▸ **Exercise**: Restate word for word the lines from the one containing "Convert this screenshot" through the end of the listing below, with both ends included.

▸ **Entries provided**:

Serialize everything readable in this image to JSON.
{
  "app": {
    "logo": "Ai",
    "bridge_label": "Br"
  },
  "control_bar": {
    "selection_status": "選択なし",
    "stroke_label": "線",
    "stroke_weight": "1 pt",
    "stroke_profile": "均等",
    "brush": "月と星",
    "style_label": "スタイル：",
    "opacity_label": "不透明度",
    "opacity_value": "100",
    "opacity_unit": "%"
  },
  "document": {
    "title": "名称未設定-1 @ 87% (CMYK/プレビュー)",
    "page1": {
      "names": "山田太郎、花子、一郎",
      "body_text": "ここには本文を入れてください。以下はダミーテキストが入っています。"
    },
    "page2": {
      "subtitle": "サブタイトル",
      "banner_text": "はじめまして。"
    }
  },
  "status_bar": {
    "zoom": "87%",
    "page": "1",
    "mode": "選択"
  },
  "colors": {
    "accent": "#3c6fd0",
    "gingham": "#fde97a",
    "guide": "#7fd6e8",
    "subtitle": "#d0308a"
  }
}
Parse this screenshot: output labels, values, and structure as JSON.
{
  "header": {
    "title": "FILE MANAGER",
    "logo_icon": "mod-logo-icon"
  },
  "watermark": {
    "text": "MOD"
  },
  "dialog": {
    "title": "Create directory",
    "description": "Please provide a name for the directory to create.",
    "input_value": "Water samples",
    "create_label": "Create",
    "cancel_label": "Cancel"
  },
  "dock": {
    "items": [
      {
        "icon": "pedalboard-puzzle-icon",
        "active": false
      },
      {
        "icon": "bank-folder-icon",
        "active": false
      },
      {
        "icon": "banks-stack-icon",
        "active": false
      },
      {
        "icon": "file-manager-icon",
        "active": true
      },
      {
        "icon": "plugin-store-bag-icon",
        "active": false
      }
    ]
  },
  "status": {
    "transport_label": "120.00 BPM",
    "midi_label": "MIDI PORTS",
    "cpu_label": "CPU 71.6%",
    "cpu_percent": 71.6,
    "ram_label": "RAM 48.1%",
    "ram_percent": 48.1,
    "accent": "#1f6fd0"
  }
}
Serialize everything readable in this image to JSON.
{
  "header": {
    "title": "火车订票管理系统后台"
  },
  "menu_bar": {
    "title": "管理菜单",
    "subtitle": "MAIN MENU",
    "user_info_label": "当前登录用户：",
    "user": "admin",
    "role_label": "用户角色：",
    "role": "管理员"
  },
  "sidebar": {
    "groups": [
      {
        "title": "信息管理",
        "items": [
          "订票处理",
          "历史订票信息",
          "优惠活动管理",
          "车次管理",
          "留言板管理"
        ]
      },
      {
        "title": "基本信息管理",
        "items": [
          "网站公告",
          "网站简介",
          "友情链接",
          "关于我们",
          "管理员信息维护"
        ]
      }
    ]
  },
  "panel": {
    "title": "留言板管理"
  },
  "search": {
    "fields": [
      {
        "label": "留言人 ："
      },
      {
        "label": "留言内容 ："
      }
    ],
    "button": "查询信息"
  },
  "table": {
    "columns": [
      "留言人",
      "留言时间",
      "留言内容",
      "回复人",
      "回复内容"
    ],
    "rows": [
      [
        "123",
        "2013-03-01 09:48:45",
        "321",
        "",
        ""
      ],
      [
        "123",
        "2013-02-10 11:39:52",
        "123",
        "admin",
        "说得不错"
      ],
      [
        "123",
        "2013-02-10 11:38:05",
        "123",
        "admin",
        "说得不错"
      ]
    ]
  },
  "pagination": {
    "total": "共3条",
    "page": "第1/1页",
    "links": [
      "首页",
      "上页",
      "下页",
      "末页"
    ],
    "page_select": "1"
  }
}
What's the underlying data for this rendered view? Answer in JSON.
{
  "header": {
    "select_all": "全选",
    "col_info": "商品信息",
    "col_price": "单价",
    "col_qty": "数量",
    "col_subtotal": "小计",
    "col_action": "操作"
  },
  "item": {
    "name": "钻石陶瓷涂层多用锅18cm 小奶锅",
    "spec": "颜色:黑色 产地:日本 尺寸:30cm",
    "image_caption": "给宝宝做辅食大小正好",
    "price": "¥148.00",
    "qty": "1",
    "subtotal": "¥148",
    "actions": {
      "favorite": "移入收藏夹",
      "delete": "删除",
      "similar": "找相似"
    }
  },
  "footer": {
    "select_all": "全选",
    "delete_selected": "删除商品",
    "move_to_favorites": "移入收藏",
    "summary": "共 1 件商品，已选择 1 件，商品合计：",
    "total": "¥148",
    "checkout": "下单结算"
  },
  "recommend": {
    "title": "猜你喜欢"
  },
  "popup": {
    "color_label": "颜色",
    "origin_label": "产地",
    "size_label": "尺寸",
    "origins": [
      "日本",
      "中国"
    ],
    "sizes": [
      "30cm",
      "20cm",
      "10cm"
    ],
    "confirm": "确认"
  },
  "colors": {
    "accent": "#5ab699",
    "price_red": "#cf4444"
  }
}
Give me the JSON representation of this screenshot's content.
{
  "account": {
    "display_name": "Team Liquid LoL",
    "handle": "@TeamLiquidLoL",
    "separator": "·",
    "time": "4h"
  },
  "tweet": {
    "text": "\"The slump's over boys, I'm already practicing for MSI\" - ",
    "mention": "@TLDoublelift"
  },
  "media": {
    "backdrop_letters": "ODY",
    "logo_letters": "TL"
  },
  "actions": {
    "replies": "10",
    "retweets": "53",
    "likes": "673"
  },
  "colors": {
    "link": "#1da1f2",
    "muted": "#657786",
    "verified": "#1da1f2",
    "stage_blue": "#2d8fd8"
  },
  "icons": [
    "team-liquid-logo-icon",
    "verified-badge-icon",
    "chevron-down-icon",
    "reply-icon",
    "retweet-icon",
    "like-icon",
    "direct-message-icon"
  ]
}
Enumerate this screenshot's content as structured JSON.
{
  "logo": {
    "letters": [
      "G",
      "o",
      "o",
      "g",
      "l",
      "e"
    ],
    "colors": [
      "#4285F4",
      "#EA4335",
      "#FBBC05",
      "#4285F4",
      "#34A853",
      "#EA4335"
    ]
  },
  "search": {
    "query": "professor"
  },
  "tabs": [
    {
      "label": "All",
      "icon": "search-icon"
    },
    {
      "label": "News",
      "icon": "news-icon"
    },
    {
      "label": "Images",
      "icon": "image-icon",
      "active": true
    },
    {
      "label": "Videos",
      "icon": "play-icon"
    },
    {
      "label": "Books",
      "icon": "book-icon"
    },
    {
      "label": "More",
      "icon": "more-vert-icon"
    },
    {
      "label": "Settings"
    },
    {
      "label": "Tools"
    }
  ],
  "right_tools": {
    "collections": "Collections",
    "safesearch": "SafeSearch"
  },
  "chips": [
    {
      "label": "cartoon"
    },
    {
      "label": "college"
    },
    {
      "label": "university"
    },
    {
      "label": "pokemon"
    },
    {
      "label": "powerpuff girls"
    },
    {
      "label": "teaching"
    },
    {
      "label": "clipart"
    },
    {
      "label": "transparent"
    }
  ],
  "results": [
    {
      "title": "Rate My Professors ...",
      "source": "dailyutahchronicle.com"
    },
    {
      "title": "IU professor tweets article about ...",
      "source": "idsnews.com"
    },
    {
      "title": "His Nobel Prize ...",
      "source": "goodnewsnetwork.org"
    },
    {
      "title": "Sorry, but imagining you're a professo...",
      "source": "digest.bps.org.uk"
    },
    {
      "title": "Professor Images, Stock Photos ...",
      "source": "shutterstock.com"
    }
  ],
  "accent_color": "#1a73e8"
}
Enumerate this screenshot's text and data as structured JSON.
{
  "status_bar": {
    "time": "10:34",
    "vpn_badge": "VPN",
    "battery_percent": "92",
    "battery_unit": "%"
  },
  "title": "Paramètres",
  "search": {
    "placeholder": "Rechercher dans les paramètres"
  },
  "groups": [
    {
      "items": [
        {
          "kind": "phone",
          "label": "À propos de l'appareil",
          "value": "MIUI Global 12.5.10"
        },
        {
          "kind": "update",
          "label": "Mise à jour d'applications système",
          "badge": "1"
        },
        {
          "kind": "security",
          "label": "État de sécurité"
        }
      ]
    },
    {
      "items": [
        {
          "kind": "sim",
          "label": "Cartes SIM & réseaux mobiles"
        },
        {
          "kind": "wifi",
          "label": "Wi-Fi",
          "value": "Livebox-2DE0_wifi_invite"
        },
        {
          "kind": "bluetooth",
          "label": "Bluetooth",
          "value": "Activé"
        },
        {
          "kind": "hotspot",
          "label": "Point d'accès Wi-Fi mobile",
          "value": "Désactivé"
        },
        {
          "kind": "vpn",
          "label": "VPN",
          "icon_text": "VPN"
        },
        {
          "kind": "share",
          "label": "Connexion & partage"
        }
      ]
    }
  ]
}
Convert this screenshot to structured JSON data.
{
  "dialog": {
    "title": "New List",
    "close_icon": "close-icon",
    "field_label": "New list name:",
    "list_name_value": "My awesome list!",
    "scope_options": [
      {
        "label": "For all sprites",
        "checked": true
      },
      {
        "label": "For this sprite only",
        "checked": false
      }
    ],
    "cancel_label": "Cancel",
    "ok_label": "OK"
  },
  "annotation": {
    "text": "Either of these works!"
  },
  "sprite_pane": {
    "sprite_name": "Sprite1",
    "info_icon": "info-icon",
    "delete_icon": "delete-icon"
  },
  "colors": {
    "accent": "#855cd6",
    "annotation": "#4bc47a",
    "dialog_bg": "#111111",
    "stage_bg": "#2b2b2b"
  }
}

▸ **Solution to the problem**:
Convert this screenshot to structured JSON data.
{
  "dialog": {
    "title": "New List",
    "close_icon": "close-icon",
    "field_label": "New list name:",
    "list_name_value": "My awesome list!",
    "scope_options": [
      {
        "label": "For all sprites",
        "checked": true
      },
      {
        "label": "For this sprite only",
        "checked": false
      }
    ],
    "cancel_label": "Cancel",
    "ok_label": "OK"
  },
  "annotation": {
    "text": "Either of these works!"
  },
  "sprite_pane": {
    "sprite_name": "Sprite1",
    "info_icon": "info-icon",
    "delete_icon": "delete-icon"
  },
  "colors": {
    "accent": "#855cd6",
    "annotation": "#4bc47a",
    "dialog_bg": "#111111",
    "stage_bg": "#2b2b2b"
  }
}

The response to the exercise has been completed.